[Start Items]

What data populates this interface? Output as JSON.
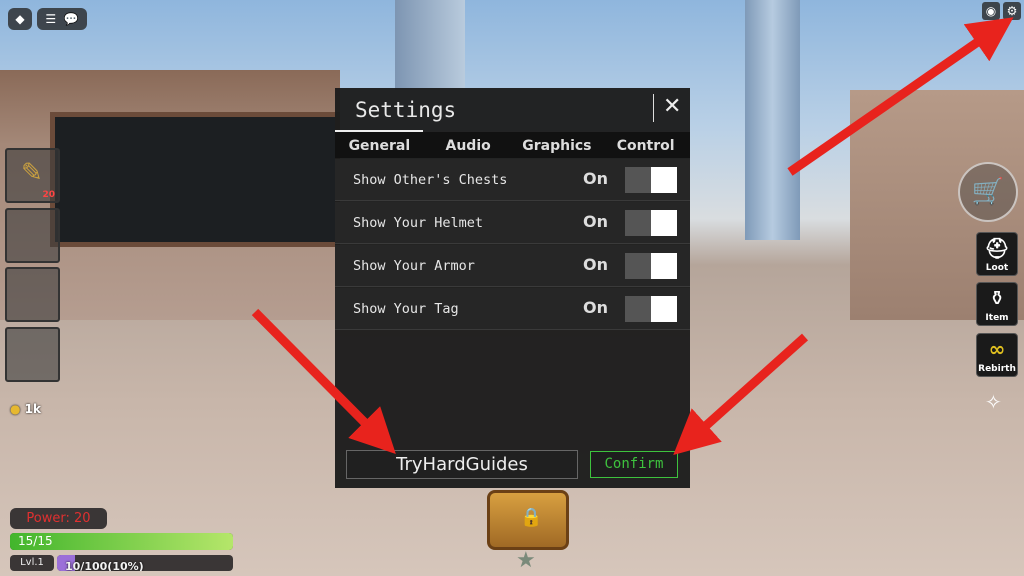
{
  "topbar": {
    "roblox_icon": "roblox-logo-icon",
    "menu_icon": "hamburger-icon",
    "chat_icon": "chat-icon",
    "camera_icon": "camera-icon",
    "settings_icon": "gear-icon"
  },
  "inventory": {
    "slots": [
      {
        "count": "20",
        "icon": "torch-icon"
      },
      {
        "count": ""
      },
      {
        "count": ""
      },
      {
        "count": ""
      }
    ]
  },
  "gold": {
    "value": "1k",
    "icon": "coin-icon"
  },
  "stats": {
    "power": "Power: 20",
    "health": "15/15",
    "health_fraction": 1.0,
    "level": "Lvl.1",
    "xp": "10/100(10%)",
    "xp_fraction": 0.1
  },
  "settings": {
    "title": "Settings",
    "close_icon": "close-icon",
    "tabs": [
      {
        "label": "General",
        "active": true
      },
      {
        "label": "Audio"
      },
      {
        "label": "Graphics"
      },
      {
        "label": "Control"
      }
    ],
    "options": [
      {
        "label": "Show Other's Chests",
        "value": "On"
      },
      {
        "label": "Show Your Helmet",
        "value": "On"
      },
      {
        "label": "Show Your Armor",
        "value": "On"
      },
      {
        "label": "Show Your Tag",
        "value": "On"
      }
    ],
    "name_input": "TryHardGuides",
    "confirm": "Confirm"
  },
  "right_menu": {
    "shop_icon": "shopping-cart-icon",
    "items": [
      {
        "label": "Loot",
        "icon": "helmet-icon"
      },
      {
        "label": "Item",
        "icon": "potion-icon"
      },
      {
        "label": "Rebirth",
        "icon": "infinity-icon"
      }
    ],
    "compass_icon": "compass-icon"
  },
  "colors": {
    "power_text": "#e03030",
    "health": "#7ad84a",
    "xp": "#9b6fd8",
    "confirm": "#3ec23e",
    "arrow": "#e8231d"
  }
}
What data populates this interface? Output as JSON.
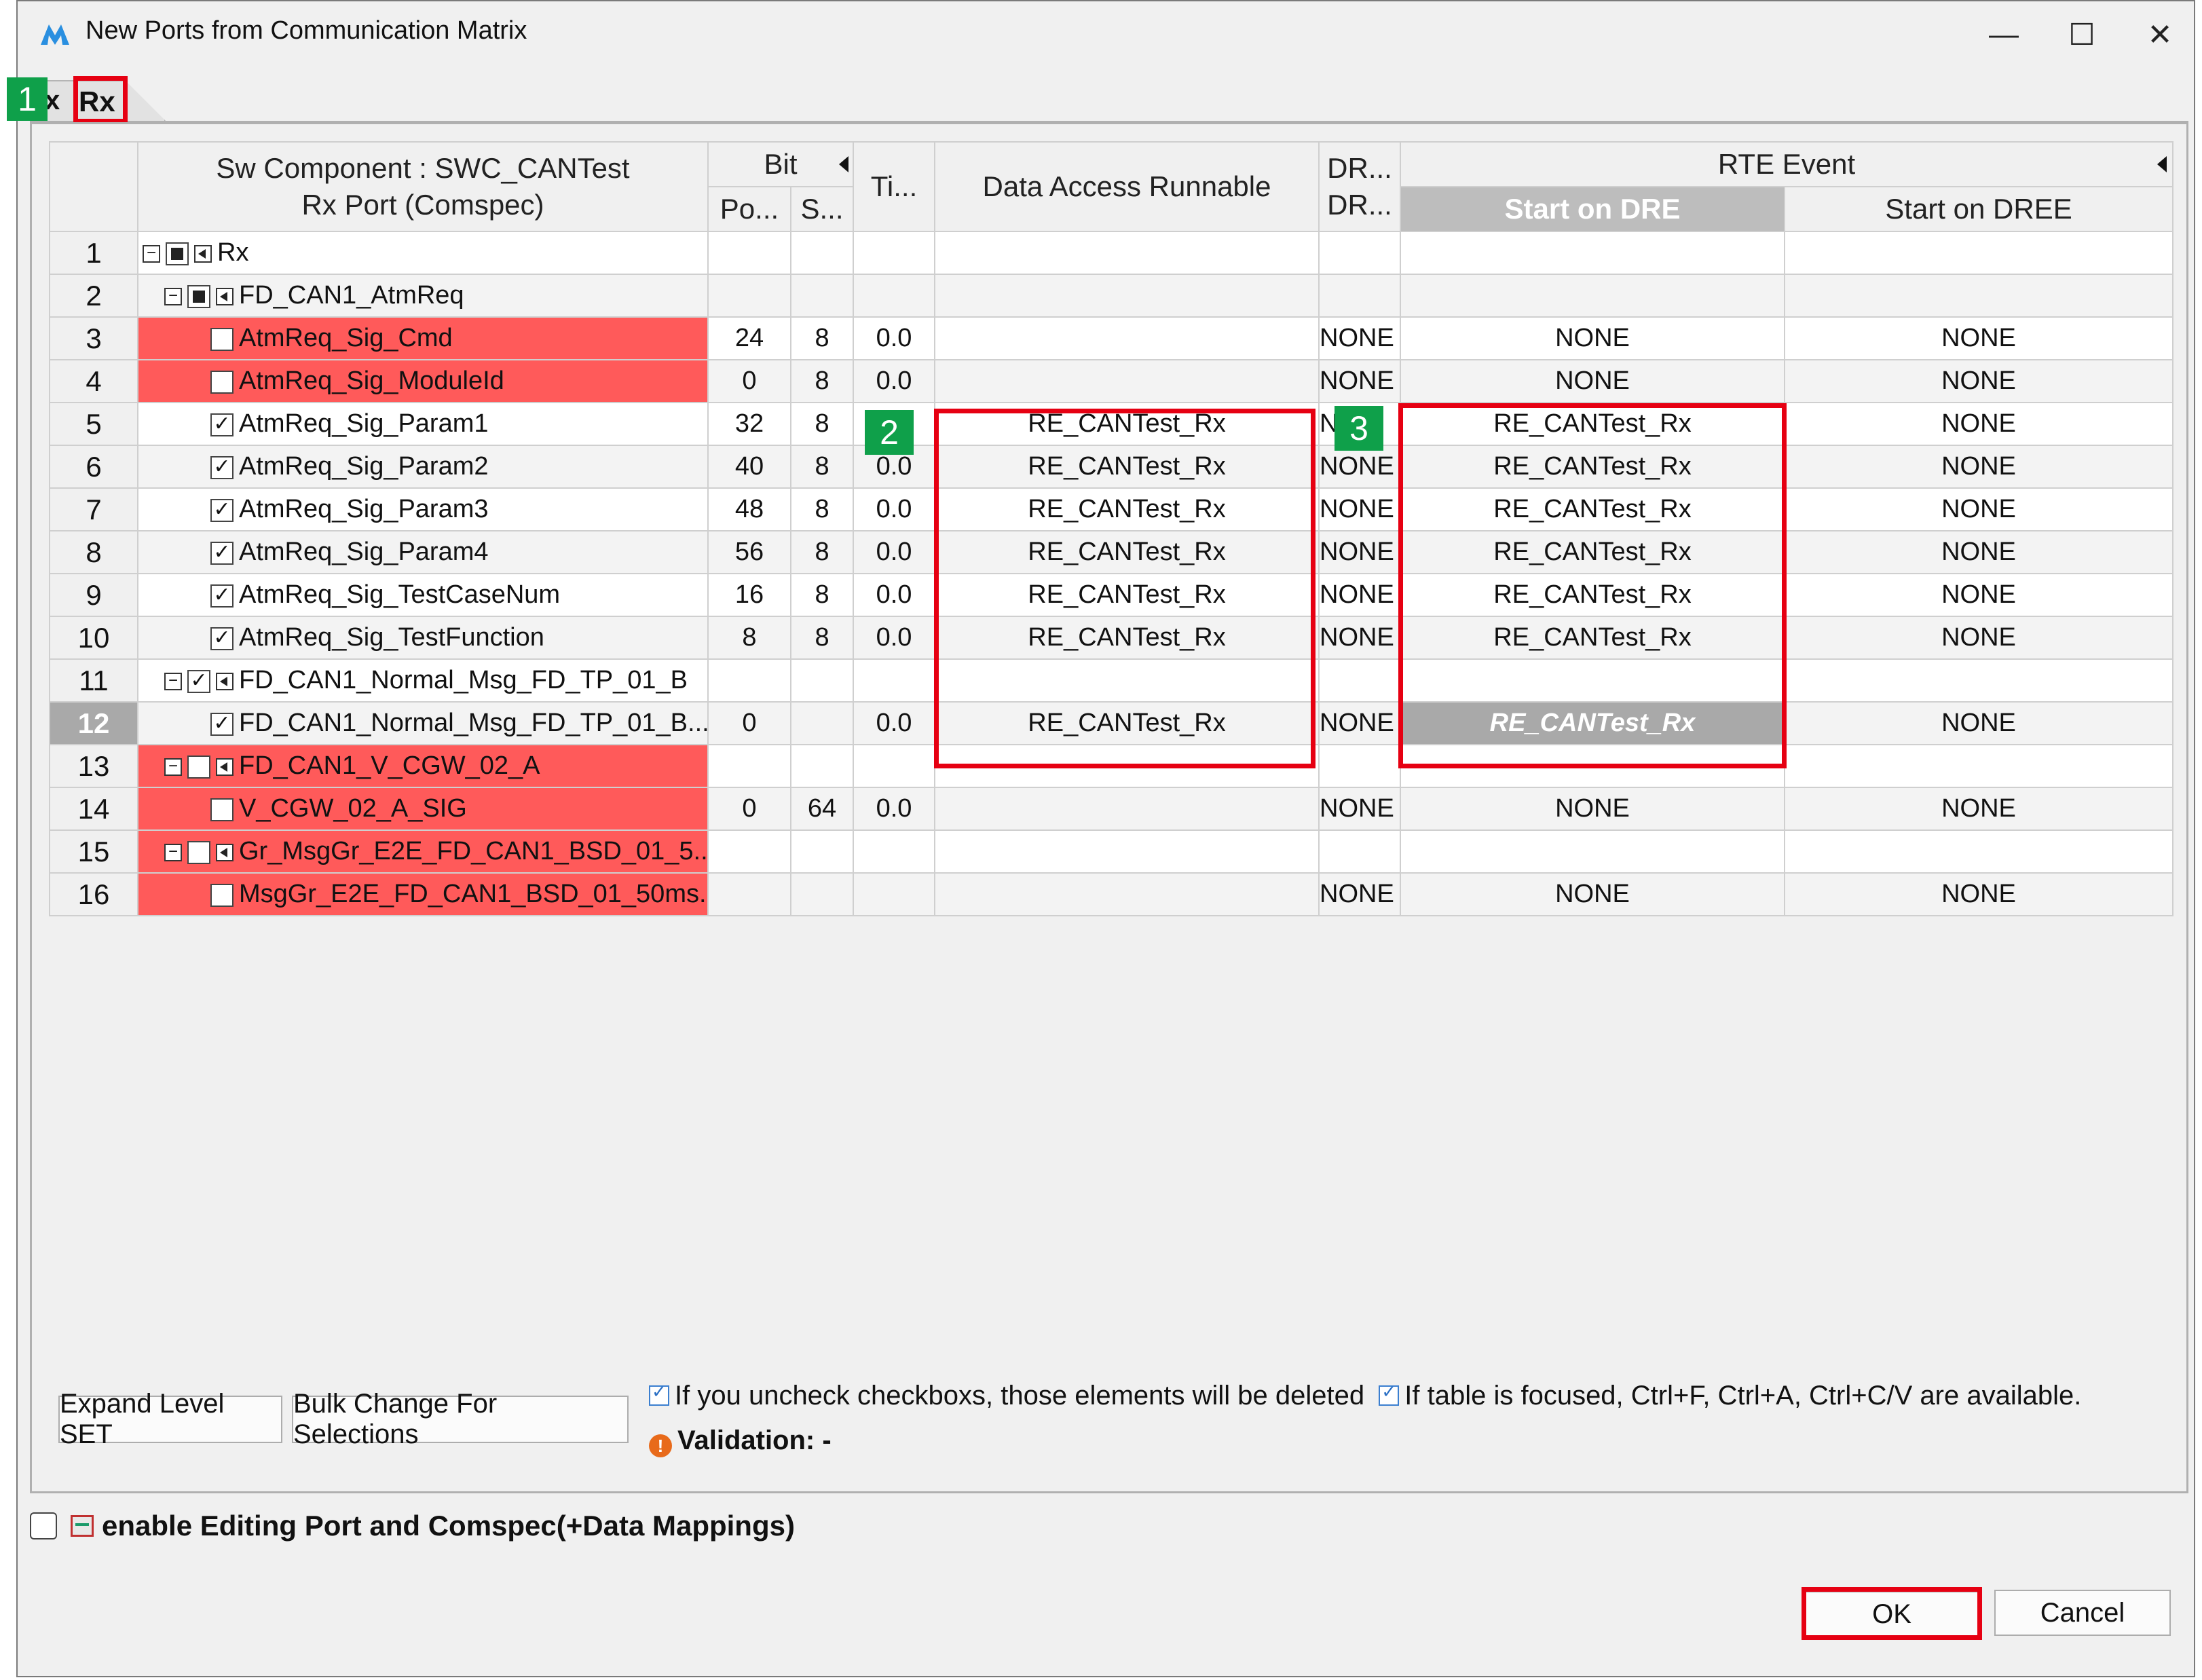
{
  "window": {
    "title": "New Ports from Communication Matrix",
    "minimize": "—",
    "maximize": "☐",
    "close": "✕"
  },
  "tabs": [
    {
      "label": "x"
    },
    {
      "label": "Rx"
    }
  ],
  "markers": [
    "1",
    "2",
    "3"
  ],
  "table": {
    "headers": {
      "component_line1": "Sw Component : SWC_CANTest",
      "component_line2": "Rx Port (Comspec)",
      "bit": "Bit",
      "bit_pos": "Po...",
      "bit_size": "S...",
      "timeout": "Ti...",
      "data_access_runnable": "Data Access Runnable",
      "dr_line1": "DR...",
      "dr_line2": "DR...",
      "rte_event": "RTE Event",
      "start_on_dre": "Start on DRE",
      "start_on_dree": "Start on DREE"
    },
    "rows": [
      {
        "num": "1",
        "name": "Rx",
        "pos": "",
        "size": "",
        "ti": "",
        "runnable": "",
        "dr": "",
        "dre": "",
        "dree": ""
      },
      {
        "num": "2",
        "name": "FD_CAN1_AtmReq",
        "pos": "",
        "size": "",
        "ti": "",
        "runnable": "",
        "dr": "",
        "dre": "",
        "dree": ""
      },
      {
        "num": "3",
        "name": "AtmReq_Sig_Cmd",
        "pos": "24",
        "size": "8",
        "ti": "0.0",
        "runnable": "",
        "dr": "NONE",
        "dre": "NONE",
        "dree": "NONE"
      },
      {
        "num": "4",
        "name": "AtmReq_Sig_ModuleId",
        "pos": "0",
        "size": "8",
        "ti": "0.0",
        "runnable": "",
        "dr": "NONE",
        "dre": "NONE",
        "dree": "NONE"
      },
      {
        "num": "5",
        "name": "AtmReq_Sig_Param1",
        "pos": "32",
        "size": "8",
        "ti": "",
        "runnable": "RE_CANTest_Rx",
        "dr": "N",
        "dre": "RE_CANTest_Rx",
        "dree": "NONE"
      },
      {
        "num": "6",
        "name": "AtmReq_Sig_Param2",
        "pos": "40",
        "size": "8",
        "ti": "0.0",
        "runnable": "RE_CANTest_Rx",
        "dr": "NONE",
        "dre": "RE_CANTest_Rx",
        "dree": "NONE"
      },
      {
        "num": "7",
        "name": "AtmReq_Sig_Param3",
        "pos": "48",
        "size": "8",
        "ti": "0.0",
        "runnable": "RE_CANTest_Rx",
        "dr": "NONE",
        "dre": "RE_CANTest_Rx",
        "dree": "NONE"
      },
      {
        "num": "8",
        "name": "AtmReq_Sig_Param4",
        "pos": "56",
        "size": "8",
        "ti": "0.0",
        "runnable": "RE_CANTest_Rx",
        "dr": "NONE",
        "dre": "RE_CANTest_Rx",
        "dree": "NONE"
      },
      {
        "num": "9",
        "name": "AtmReq_Sig_TestCaseNum",
        "pos": "16",
        "size": "8",
        "ti": "0.0",
        "runnable": "RE_CANTest_Rx",
        "dr": "NONE",
        "dre": "RE_CANTest_Rx",
        "dree": "NONE"
      },
      {
        "num": "10",
        "name": "AtmReq_Sig_TestFunction",
        "pos": "8",
        "size": "8",
        "ti": "0.0",
        "runnable": "RE_CANTest_Rx",
        "dr": "NONE",
        "dre": "RE_CANTest_Rx",
        "dree": "NONE"
      },
      {
        "num": "11",
        "name": "FD_CAN1_Normal_Msg_FD_TP_01_B",
        "pos": "",
        "size": "",
        "ti": "",
        "runnable": "",
        "dr": "",
        "dre": "",
        "dree": ""
      },
      {
        "num": "12",
        "name": "FD_CAN1_Normal_Msg_FD_TP_01_B...",
        "pos": "0",
        "size": "",
        "ti": "0.0",
        "runnable": "RE_CANTest_Rx",
        "dr": "NONE",
        "dre": "RE_CANTest_Rx",
        "dree": "NONE"
      },
      {
        "num": "13",
        "name": "FD_CAN1_V_CGW_02_A",
        "pos": "",
        "size": "",
        "ti": "",
        "runnable": "",
        "dr": "",
        "dre": "",
        "dree": ""
      },
      {
        "num": "14",
        "name": "V_CGW_02_A_SIG",
        "pos": "0",
        "size": "64",
        "ti": "0.0",
        "runnable": "",
        "dr": "NONE",
        "dre": "NONE",
        "dree": "NONE"
      },
      {
        "num": "15",
        "name": "Gr_MsgGr_E2E_FD_CAN1_BSD_01_5...",
        "pos": "",
        "size": "",
        "ti": "",
        "runnable": "",
        "dr": "",
        "dre": "",
        "dree": ""
      },
      {
        "num": "16",
        "name": "MsgGr_E2E_FD_CAN1_BSD_01_50ms...",
        "pos": "",
        "size": "",
        "ti": "",
        "runnable": "",
        "dr": "NONE",
        "dre": "NONE",
        "dree": "NONE"
      }
    ]
  },
  "buttons": {
    "expand_level": "Expand Level SET",
    "bulk_change": "Bulk Change For Selections",
    "ok": "OK",
    "cancel": "Cancel"
  },
  "hints": {
    "uncheck": "If you uncheck checkboxs, those elements will be deleted",
    "focus": "If table is focused, Ctrl+F, Ctrl+A, Ctrl+C/V are available.",
    "validation": "Validation: -"
  },
  "enable_editing_label": "enable Editing Port and Comspec(+Data Mappings)",
  "colors": {
    "error_row": "#ff5a5a",
    "highlight_box": "#e60012",
    "marker": "#0fa04a",
    "selected": "#a9a9a9"
  }
}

[End Items]

§ Set problem
Repeat everything in the records precisely. Images are excluded from the copy.

§ Exercise response
What data populates this interface? Output as JSON.
{
  "topbar": {
    "roblox_icon": "roblox-logo-icon",
    "menu_icon": "hamburger-icon",
    "chat_icon": "chat-icon",
    "camera_icon": "camera-icon",
    "settings_icon": "gear-icon"
  },
  "inventory": {
    "slots": [
      {
        "count": "20",
        "icon": "torch-icon"
      },
      {
        "count": ""
      },
      {
        "count": ""
      },
      {
        "count": ""
      }
    ]
  },
  "gold": {
    "value": "1k",
    "icon": "coin-icon"
  },
  "stats": {
    "power": "Power: 20",
    "health": "15/15",
    "health_fraction": 1.0,
    "level": "Lvl.1",
    "xp": "10/100(10%)",
    "xp_fraction": 0.1
  },
  "settings": {
    "title": "Settings",
    "close_icon": "close-icon",
    "tabs": [
      {
        "label": "General",
        "active": true
      },
      {
        "label": "Audio"
      },
      {
        "label": "Graphics"
      },
      {
        "label": "Control"
      }
    ],
    "options": [
      {
        "label": "Show Other's Chests",
        "value": "On"
      },
      {
        "label": "Show Your Helmet",
        "value": "On"
      },
      {
        "label": "Show Your Armor",
        "value": "On"
      },
      {
        "label": "Show Your Tag",
        "value": "On"
      }
    ],
    "name_input": "TryHardGuides",
    "confirm": "Confirm"
  },
  "right_menu": {
    "shop_icon": "shopping-cart-icon",
    "items": [
      {
        "label": "Loot",
        "icon": "helmet-icon"
      },
      {
        "label": "Item",
        "icon": "potion-icon"
      },
      {
        "label": "Rebirth",
        "icon": "infinity-icon"
      }
    ],
    "compass_icon": "compass-icon"
  },
  "colors": {
    "power_text": "#e03030",
    "health": "#7ad84a",
    "xp": "#9b6fd8",
    "confirm": "#3ec23e",
    "arrow": "#e8231d"
  }
}
What data populates this interface? Output as JSON.
{
  "window": {
    "title": "New Ports from Communication Matrix",
    "minimize": "—",
    "maximize": "☐",
    "close": "✕"
  },
  "tabs": [
    {
      "label": "x"
    },
    {
      "label": "Rx"
    }
  ],
  "markers": [
    "1",
    "2",
    "3"
  ],
  "table": {
    "headers": {
      "component_line1": "Sw Component : SWC_CANTest",
      "component_line2": "Rx Port (Comspec)",
      "bit": "Bit",
      "bit_pos": "Po...",
      "bit_size": "S...",
      "timeout": "Ti...",
      "data_access_runnable": "Data Access Runnable",
      "dr_line1": "DR...",
      "dr_line2": "DR...",
      "rte_event": "RTE Event",
      "start_on_dre": "Start on DRE",
      "start_on_dree": "Start on DREE"
    },
    "rows": [
      {
        "num": "1",
        "name": "Rx",
        "pos": "",
        "size": "",
        "ti": "",
        "runnable": "",
        "dr": "",
        "dre": "",
        "dree": ""
      },
      {
        "num": "2",
        "name": "FD_CAN1_AtmReq",
        "pos": "",
        "size": "",
        "ti": "",
        "runnable": "",
        "dr": "",
        "dre": "",
        "dree": ""
      },
      {
        "num": "3",
        "name": "AtmReq_Sig_Cmd",
        "pos": "24",
        "size": "8",
        "ti": "0.0",
        "runnable": "",
        "dr": "NONE",
        "dre": "NONE",
        "dree": "NONE"
      },
      {
        "num": "4",
        "name": "AtmReq_Sig_ModuleId",
        "pos": "0",
        "size": "8",
        "ti": "0.0",
        "runnable": "",
        "dr": "NONE",
        "dre": "NONE",
        "dree": "NONE"
      },
      {
        "num": "5",
        "name": "AtmReq_Sig_Param1",
        "pos": "32",
        "size": "8",
        "ti": "",
        "runnable": "RE_CANTest_Rx",
        "dr": "N",
        "dre": "RE_CANTest_Rx",
        "dree": "NONE"
      },
      {
        "num": "6",
        "name": "AtmReq_Sig_Param2",
        "pos": "40",
        "size": "8",
        "ti": "0.0",
        "runnable": "RE_CANTest_Rx",
        "dr": "NONE",
        "dre": "RE_CANTest_Rx",
        "dree": "NONE"
      },
      {
        "num": "7",
        "name": "AtmReq_Sig_Param3",
        "pos": "48",
        "size": "8",
        "ti": "0.0",
        "runnable": "RE_CANTest_Rx",
        "dr": "NONE",
        "dre": "RE_CANTest_Rx",
        "dree": "NONE"
      },
      {
        "num": "8",
        "name": "AtmReq_Sig_Param4",
        "pos": "56",
        "size": "8",
        "ti": "0.0",
        "runnable": "RE_CANTest_Rx",
        "dr": "NONE",
        "dre": "RE_CANTest_Rx",
        "dree": "NONE"
      },
      {
        "num": "9",
        "name": "AtmReq_Sig_TestCaseNum",
        "pos": "16",
        "size": "8",
        "ti": "0.0",
        "runnable": "RE_CANTest_Rx",
        "dr": "NONE",
        "dre": "RE_CANTest_Rx",
        "dree": "NONE"
      },
      {
        "num": "10",
        "name": "AtmReq_Sig_TestFunction",
        "pos": "8",
        "size": "8",
        "ti": "0.0",
        "runnable": "RE_CANTest_Rx",
        "dr": "NONE",
        "dre": "RE_CANTest_Rx",
        "dree": "NONE"
      },
      {
        "num": "11",
        "name": "FD_CAN1_Normal_Msg_FD_TP_01_B",
        "pos": "",
        "size": "",
        "ti": "",
        "runnable": "",
        "dr": "",
        "dre": "",
        "dree": ""
      },
      {
        "num": "12",
        "name": "FD_CAN1_Normal_Msg_FD_TP_01_B...",
        "pos": "0",
        "size": "",
        "ti": "0.0",
        "runnable": "RE_CANTest_Rx",
        "dr": "NONE",
        "dre": "RE_CANTest_Rx",
        "dree": "NONE"
      },
      {
        "num": "13",
        "name": "FD_CAN1_V_CGW_02_A",
        "pos": "",
        "size": "",
        "ti": "",
        "runnable": "",
        "dr": "",
        "dre": "",
        "dree": ""
      },
      {
        "num": "14",
        "name": "V_CGW_02_A_SIG",
        "pos": "0",
        "size": "64",
        "ti": "0.0",
        "runnable": "",
        "dr": "NONE",
        "dre": "NONE",
        "dree": "NONE"
      },
      {
        "num": "15",
        "name": "Gr_MsgGr_E2E_FD_CAN1_BSD_01_5...",
        "pos": "",
        "size": "",
        "ti": "",
        "runnable": "",
        "dr": "",
        "dre": "",
        "dree": ""
      },
      {
        "num": "16",
        "name": "MsgGr_E2E_FD_CAN1_BSD_01_50ms...",
        "pos": "",
        "size": "",
        "ti": "",
        "runnable": "",
        "dr": "NONE",
        "dre": "NONE",
        "dree": "NONE"
      }
    ]
  },
  "buttons": {
    "expand_level": "Expand Level SET",
    "bulk_change": "Bulk Change For Selections",
    "ok": "OK",
    "cancel": "Cancel"
  },
  "hints": {
    "uncheck": "If you uncheck checkboxs, those elements will be deleted",
    "focus": "If table is focused, Ctrl+F, Ctrl+A, Ctrl+C/V are available.",
    "validation": "Validation: -"
  },
  "enable_editing_label": "enable Editing Port and Comspec(+Data Mappings)",
  "colors": {
    "error_row": "#ff5a5a",
    "highlight_box": "#e60012",
    "marker": "#0fa04a",
    "selected": "#a9a9a9"
  }
}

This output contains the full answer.